___ PROVIDED INFORMATION

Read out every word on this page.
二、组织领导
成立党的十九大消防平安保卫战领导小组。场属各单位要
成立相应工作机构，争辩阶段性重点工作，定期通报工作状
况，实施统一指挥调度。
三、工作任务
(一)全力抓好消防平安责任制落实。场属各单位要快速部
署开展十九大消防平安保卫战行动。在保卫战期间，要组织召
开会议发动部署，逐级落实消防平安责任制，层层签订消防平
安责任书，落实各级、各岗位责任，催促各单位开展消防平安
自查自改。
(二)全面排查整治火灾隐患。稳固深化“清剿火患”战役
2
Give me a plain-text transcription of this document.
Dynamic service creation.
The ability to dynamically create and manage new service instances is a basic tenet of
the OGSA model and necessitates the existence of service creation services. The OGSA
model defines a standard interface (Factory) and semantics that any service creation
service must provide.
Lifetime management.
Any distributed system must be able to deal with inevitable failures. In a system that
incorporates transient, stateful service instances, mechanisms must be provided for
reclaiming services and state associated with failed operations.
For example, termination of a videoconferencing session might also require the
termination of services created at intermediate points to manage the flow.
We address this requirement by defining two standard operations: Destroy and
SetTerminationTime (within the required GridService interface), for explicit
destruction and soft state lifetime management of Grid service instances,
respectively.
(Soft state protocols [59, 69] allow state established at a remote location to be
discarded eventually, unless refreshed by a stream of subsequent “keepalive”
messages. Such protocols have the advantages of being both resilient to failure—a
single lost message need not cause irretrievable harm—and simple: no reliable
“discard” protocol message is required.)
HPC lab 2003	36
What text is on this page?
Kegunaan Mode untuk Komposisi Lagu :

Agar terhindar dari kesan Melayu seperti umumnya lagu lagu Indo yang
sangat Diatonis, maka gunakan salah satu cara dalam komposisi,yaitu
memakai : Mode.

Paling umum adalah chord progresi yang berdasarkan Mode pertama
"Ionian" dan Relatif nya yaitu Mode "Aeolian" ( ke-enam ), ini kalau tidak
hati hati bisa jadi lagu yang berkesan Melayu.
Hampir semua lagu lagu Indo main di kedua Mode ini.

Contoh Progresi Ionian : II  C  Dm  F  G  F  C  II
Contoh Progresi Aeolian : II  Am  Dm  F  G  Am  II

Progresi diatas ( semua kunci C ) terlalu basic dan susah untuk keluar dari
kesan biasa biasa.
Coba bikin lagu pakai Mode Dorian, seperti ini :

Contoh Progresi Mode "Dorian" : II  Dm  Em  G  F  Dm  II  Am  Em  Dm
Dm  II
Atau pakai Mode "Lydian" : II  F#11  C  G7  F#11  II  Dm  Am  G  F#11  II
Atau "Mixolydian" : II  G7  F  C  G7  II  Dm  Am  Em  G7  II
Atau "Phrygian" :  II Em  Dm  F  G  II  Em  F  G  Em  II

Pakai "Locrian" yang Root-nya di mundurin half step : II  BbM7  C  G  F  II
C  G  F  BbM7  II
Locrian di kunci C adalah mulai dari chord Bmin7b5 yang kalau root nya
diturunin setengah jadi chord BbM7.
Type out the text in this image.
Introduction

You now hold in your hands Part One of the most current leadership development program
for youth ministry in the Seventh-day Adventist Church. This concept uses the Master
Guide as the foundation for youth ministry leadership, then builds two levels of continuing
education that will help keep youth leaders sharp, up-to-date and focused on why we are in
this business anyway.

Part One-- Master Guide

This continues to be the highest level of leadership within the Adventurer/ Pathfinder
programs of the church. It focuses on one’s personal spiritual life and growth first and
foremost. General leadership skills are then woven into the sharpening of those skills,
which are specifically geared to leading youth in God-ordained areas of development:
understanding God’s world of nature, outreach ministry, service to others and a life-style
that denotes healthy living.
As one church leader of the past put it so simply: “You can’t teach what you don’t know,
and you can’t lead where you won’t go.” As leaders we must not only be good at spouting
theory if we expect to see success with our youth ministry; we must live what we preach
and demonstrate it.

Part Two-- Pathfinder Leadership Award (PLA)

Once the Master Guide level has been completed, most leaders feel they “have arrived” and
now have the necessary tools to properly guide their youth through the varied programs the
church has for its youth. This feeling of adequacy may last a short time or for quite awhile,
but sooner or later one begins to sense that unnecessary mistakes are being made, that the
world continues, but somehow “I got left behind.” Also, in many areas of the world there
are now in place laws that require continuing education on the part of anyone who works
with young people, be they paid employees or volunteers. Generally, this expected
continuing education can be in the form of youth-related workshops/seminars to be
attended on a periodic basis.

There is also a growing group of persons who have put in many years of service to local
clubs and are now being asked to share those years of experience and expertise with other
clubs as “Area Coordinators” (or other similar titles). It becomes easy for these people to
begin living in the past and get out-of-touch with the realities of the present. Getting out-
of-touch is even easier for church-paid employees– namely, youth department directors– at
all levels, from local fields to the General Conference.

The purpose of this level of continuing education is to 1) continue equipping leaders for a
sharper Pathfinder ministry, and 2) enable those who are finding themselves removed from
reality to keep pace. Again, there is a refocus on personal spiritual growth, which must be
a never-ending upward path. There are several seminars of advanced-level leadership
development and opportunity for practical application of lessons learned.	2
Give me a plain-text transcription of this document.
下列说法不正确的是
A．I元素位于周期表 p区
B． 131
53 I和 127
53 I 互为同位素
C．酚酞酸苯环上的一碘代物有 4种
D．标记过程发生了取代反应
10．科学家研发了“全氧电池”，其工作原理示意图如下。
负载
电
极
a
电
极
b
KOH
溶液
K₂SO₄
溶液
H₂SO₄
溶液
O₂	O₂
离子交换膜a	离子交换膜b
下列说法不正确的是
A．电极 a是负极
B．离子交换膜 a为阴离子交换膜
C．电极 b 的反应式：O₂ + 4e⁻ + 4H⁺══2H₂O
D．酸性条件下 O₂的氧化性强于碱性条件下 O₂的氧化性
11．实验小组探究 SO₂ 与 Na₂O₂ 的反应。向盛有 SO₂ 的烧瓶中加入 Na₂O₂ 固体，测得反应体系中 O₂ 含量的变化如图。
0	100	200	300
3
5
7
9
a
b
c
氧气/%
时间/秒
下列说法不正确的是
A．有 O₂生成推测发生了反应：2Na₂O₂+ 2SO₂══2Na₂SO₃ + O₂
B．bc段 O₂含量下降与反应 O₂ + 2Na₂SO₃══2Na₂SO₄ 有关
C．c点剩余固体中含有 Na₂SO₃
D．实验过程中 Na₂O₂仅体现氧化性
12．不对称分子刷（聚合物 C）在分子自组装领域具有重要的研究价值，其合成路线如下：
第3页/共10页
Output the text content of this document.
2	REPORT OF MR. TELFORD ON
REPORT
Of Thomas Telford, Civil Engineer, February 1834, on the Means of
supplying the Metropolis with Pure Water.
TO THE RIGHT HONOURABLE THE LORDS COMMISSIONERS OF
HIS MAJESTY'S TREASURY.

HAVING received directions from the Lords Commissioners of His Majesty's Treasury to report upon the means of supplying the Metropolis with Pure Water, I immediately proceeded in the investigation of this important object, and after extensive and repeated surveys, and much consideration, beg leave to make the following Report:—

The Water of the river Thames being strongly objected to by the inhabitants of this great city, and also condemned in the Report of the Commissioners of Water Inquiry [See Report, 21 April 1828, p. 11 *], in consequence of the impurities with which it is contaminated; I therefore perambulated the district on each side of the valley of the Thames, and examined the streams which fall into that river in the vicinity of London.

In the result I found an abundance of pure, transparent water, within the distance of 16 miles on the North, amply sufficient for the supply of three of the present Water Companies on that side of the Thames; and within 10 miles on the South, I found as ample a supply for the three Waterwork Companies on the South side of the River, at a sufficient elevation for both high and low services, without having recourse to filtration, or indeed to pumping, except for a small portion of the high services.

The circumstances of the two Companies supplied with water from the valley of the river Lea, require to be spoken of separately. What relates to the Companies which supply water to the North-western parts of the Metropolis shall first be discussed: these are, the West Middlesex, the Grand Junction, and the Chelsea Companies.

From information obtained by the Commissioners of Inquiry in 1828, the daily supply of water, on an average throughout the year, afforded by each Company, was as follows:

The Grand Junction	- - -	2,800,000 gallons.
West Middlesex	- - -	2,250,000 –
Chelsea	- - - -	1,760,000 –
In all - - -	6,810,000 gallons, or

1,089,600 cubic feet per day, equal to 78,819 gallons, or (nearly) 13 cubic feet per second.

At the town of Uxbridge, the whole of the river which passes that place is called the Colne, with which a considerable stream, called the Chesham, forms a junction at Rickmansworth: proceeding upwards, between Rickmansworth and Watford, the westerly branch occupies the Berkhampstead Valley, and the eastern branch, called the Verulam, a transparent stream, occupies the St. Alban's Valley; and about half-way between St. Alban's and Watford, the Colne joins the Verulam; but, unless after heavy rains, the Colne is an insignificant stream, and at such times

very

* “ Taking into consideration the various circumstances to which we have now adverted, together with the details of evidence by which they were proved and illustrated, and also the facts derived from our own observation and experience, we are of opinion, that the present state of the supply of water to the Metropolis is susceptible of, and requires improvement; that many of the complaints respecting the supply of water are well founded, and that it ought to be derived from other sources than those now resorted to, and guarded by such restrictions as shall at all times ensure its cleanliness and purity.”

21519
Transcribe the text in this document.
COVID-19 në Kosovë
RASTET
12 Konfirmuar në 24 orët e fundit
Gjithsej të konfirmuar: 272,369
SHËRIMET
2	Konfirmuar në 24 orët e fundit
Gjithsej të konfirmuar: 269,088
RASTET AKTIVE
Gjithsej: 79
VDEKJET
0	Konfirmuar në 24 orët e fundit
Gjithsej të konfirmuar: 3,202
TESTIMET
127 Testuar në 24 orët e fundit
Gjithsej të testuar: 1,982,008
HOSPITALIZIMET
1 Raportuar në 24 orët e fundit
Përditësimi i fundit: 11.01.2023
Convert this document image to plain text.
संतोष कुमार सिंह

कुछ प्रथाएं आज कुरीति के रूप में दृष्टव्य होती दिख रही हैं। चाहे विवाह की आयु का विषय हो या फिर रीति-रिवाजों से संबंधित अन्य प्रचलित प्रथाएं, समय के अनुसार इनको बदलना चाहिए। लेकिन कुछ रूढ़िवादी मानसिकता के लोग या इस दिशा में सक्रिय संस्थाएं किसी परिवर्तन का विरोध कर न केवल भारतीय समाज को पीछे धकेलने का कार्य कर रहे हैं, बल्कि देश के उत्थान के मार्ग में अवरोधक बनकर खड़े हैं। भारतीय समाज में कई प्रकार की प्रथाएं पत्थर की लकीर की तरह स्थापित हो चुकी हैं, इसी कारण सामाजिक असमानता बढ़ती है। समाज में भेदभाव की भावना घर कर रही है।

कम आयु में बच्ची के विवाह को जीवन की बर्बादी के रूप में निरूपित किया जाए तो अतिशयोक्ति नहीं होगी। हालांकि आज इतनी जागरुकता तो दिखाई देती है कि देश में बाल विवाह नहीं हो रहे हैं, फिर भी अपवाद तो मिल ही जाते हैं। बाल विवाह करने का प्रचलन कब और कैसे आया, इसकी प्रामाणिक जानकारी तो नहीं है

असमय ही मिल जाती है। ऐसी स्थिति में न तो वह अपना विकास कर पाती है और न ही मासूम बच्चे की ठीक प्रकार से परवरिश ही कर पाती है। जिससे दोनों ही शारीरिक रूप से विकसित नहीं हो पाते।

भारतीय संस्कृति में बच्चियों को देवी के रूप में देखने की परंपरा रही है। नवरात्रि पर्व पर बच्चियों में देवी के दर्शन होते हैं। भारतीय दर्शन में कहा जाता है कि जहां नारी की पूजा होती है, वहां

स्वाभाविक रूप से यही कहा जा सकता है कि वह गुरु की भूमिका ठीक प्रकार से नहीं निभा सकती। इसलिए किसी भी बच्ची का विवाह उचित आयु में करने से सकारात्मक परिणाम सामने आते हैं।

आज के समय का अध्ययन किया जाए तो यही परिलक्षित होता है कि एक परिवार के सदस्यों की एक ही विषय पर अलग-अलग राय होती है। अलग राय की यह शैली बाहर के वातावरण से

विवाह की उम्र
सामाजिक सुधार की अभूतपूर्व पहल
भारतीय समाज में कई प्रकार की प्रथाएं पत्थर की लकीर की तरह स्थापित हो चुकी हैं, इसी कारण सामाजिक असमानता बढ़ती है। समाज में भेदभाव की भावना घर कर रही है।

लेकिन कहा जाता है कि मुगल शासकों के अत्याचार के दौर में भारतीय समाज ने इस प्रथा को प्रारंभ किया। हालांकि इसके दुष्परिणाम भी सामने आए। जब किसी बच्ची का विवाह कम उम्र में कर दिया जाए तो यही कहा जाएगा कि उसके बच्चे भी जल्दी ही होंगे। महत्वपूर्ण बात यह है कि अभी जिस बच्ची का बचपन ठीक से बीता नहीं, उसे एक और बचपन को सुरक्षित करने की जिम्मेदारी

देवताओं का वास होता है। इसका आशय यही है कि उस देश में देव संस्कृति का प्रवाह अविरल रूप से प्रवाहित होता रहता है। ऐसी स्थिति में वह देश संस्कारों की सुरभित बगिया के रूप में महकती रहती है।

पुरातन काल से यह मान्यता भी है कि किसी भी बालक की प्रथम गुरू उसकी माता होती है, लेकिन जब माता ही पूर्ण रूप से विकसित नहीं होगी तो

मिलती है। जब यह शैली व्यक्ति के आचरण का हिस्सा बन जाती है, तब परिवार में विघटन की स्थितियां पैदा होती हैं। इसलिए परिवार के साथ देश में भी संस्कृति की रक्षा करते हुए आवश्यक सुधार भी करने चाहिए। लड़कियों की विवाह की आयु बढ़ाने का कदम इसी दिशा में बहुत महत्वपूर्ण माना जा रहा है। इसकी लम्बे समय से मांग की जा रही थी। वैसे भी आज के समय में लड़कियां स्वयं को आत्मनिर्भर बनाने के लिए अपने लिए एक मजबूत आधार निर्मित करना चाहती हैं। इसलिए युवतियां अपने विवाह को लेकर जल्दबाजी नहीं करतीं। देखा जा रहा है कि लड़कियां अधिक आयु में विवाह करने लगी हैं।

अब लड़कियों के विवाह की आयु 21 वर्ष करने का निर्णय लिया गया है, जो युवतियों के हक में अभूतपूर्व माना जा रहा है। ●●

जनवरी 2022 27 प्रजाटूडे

______

PROBLEM:
Read the entries and select each line where the word "Grand" is found.

PROBLEM SOLUTION:
The circumstances of the two Companies supplied with water from the valley of the river Lea, require to be spoken of separately. What relates to the Companies which supply water to the North-western parts of the Metropolis shall first be discussed: these are, the West Middlesex, the Grand Junction, and the Chelsea Companies.
The Grand Junction	- - -	2,800,000 gallons.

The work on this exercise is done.